--- Stored rows ---

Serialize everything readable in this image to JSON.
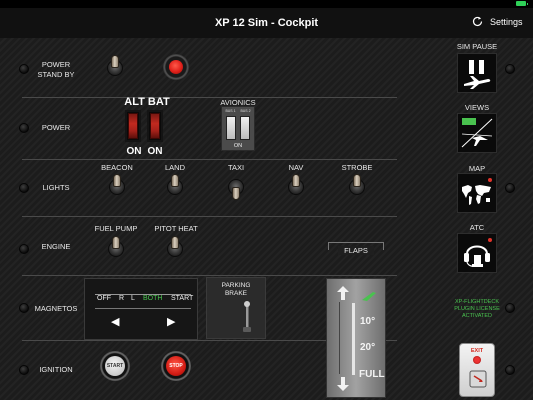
{
  "header": {
    "title": "XP 12 Sim - Cockpit",
    "settings_label": "Settings"
  },
  "sections": {
    "power_standby": "POWER\nSTAND BY",
    "power": "POWER",
    "lights": "LIGHTS",
    "engine": "ENGINE",
    "magnetos": "MAGNETOS",
    "ignition": "IGNITION"
  },
  "power": {
    "alt_bat_label": "ALT BAT",
    "alt_state": "ON",
    "bat_state": "ON",
    "avionics_label": "AVIONICS",
    "bus1_label": "BUS 1",
    "bus2_label": "BUS 2",
    "avionics_state": "ON"
  },
  "lights": {
    "beacon": "BEACON",
    "land": "LAND",
    "taxi": "TAXI",
    "nav": "NAV",
    "strobe": "STROBE"
  },
  "engine": {
    "fuel_pump": "FUEL PUMP",
    "pitot_heat": "PITOT HEAT"
  },
  "magnetos": {
    "positions": [
      "OFF",
      "R",
      "L",
      "BOTH",
      "START"
    ],
    "selected": "BOTH",
    "left_arrow": "◀",
    "right_arrow": "▶"
  },
  "parking_brake": {
    "label": "PARKING\nBRAKE"
  },
  "ignition": {
    "start_label": "START",
    "stop_label": "STOP"
  },
  "flaps": {
    "label": "FLAPS",
    "ten": "10°",
    "twenty": "20°",
    "full": "FULL"
  },
  "right_panel": {
    "sim_pause": "SIM PAUSE",
    "views": "VIEWS",
    "map": "MAP",
    "atc": "ATC",
    "license_note": "XP-FLIGHTDECK\nPLUGIN LICENSE\nACTIVATED",
    "exit_label": "EXIT"
  },
  "colors": {
    "accent_green": "#49c24f",
    "alert_red": "#e3342b",
    "panel_background": "#1b1b1b"
  },
  "icons": {
    "refresh": "refresh-icon",
    "sim_pause": "pause-airplane-icon",
    "views": "cockpit-view-icon",
    "map": "world-map-icon",
    "atc": "headset-icon",
    "exit": "exit-door-icon"
  }
}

---

#### [Work to do]
Leave out the pictures and output every record above precisely as given.

#### [Answer for the task]
Serialize everything readable in this image to JSON.
{
  "header": {
    "title": "XP 12 Sim - Cockpit",
    "settings_label": "Settings"
  },
  "sections": {
    "power_standby": "POWER\nSTAND BY",
    "power": "POWER",
    "lights": "LIGHTS",
    "engine": "ENGINE",
    "magnetos": "MAGNETOS",
    "ignition": "IGNITION"
  },
  "power": {
    "alt_bat_label": "ALT BAT",
    "alt_state": "ON",
    "bat_state": "ON",
    "avionics_label": "AVIONICS",
    "bus1_label": "BUS 1",
    "bus2_label": "BUS 2",
    "avionics_state": "ON"
  },
  "lights": {
    "beacon": "BEACON",
    "land": "LAND",
    "taxi": "TAXI",
    "nav": "NAV",
    "strobe": "STROBE"
  },
  "engine": {
    "fuel_pump": "FUEL PUMP",
    "pitot_heat": "PITOT HEAT"
  },
  "magnetos": {
    "positions": [
      "OFF",
      "R",
      "L",
      "BOTH",
      "START"
    ],
    "selected": "BOTH",
    "left_arrow": "◀",
    "right_arrow": "▶"
  },
  "parking_brake": {
    "label": "PARKING\nBRAKE"
  },
  "ignition": {
    "start_label": "START",
    "stop_label": "STOP"
  },
  "flaps": {
    "label": "FLAPS",
    "ten": "10°",
    "twenty": "20°",
    "full": "FULL"
  },
  "right_panel": {
    "sim_pause": "SIM PAUSE",
    "views": "VIEWS",
    "map": "MAP",
    "atc": "ATC",
    "license_note": "XP-FLIGHTDECK\nPLUGIN LICENSE\nACTIVATED",
    "exit_label": "EXIT"
  },
  "colors": {
    "accent_green": "#49c24f",
    "alert_red": "#e3342b",
    "panel_background": "#1b1b1b"
  },
  "icons": {
    "refresh": "refresh-icon",
    "sim_pause": "pause-airplane-icon",
    "views": "cockpit-view-icon",
    "map": "world-map-icon",
    "atc": "headset-icon",
    "exit": "exit-door-icon"
  }
}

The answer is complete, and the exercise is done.